● EXCERPTED RECORDS
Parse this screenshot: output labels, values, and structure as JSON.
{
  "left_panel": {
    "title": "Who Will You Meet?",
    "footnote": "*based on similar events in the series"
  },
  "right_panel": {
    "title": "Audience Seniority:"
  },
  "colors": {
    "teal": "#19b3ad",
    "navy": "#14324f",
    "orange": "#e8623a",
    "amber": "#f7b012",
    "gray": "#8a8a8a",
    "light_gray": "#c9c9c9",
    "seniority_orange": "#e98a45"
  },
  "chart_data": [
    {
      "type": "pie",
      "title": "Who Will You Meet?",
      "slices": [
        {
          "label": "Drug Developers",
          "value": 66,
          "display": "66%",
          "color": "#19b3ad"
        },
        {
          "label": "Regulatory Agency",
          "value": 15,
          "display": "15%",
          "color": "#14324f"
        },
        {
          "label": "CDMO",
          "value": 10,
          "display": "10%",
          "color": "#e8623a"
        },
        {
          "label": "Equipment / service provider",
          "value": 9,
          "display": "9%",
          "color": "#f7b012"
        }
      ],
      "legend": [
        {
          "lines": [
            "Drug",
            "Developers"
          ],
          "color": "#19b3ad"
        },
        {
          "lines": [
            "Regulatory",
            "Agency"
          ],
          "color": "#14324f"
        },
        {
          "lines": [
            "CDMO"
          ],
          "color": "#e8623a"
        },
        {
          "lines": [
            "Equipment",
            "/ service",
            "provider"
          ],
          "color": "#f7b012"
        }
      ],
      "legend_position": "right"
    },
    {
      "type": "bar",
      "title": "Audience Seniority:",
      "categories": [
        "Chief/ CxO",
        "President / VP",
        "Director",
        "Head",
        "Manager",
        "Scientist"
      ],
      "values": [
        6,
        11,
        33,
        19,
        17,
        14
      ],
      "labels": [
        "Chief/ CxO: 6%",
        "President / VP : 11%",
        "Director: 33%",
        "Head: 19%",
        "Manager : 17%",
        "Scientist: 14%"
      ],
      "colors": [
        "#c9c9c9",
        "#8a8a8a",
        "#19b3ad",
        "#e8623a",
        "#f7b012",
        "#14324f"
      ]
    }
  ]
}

● WHAT THE TASK REQUIRES
Using the listing above, please repeat every entry exactly.

● RESULT
Parse this screenshot: output labels, values, and structure as JSON.
{
  "left_panel": {
    "title": "Who Will You Meet?",
    "footnote": "*based on similar events in the series"
  },
  "right_panel": {
    "title": "Audience Seniority:"
  },
  "colors": {
    "teal": "#19b3ad",
    "navy": "#14324f",
    "orange": "#e8623a",
    "amber": "#f7b012",
    "gray": "#8a8a8a",
    "light_gray": "#c9c9c9",
    "seniority_orange": "#e98a45"
  },
  "chart_data": [
    {
      "type": "pie",
      "title": "Who Will You Meet?",
      "slices": [
        {
          "label": "Drug Developers",
          "value": 66,
          "display": "66%",
          "color": "#19b3ad"
        },
        {
          "label": "Regulatory Agency",
          "value": 15,
          "display": "15%",
          "color": "#14324f"
        },
        {
          "label": "CDMO",
          "value": 10,
          "display": "10%",
          "color": "#e8623a"
        },
        {
          "label": "Equipment / service provider",
          "value": 9,
          "display": "9%",
          "color": "#f7b012"
        }
      ],
      "legend": [
        {
          "lines": [
            "Drug",
            "Developers"
          ],
          "color": "#19b3ad"
        },
        {
          "lines": [
            "Regulatory",
            "Agency"
          ],
          "color": "#14324f"
        },
        {
          "lines": [
            "CDMO"
          ],
          "color": "#e8623a"
        },
        {
          "lines": [
            "Equipment",
            "/ service",
            "provider"
          ],
          "color": "#f7b012"
        }
      ],
      "legend_position": "right"
    },
    {
      "type": "bar",
      "title": "Audience Seniority:",
      "categories": [
        "Chief/ CxO",
        "President / VP",
        "Director",
        "Head",
        "Manager",
        "Scientist"
      ],
      "values": [
        6,
        11,
        33,
        19,
        17,
        14
      ],
      "labels": [
        "Chief/ CxO: 6%",
        "President / VP : 11%",
        "Director: 33%",
        "Head: 19%",
        "Manager : 17%",
        "Scientist: 14%"
      ],
      "colors": [
        "#c9c9c9",
        "#8a8a8a",
        "#19b3ad",
        "#e8623a",
        "#f7b012",
        "#14324f"
      ]
    }
  ]
}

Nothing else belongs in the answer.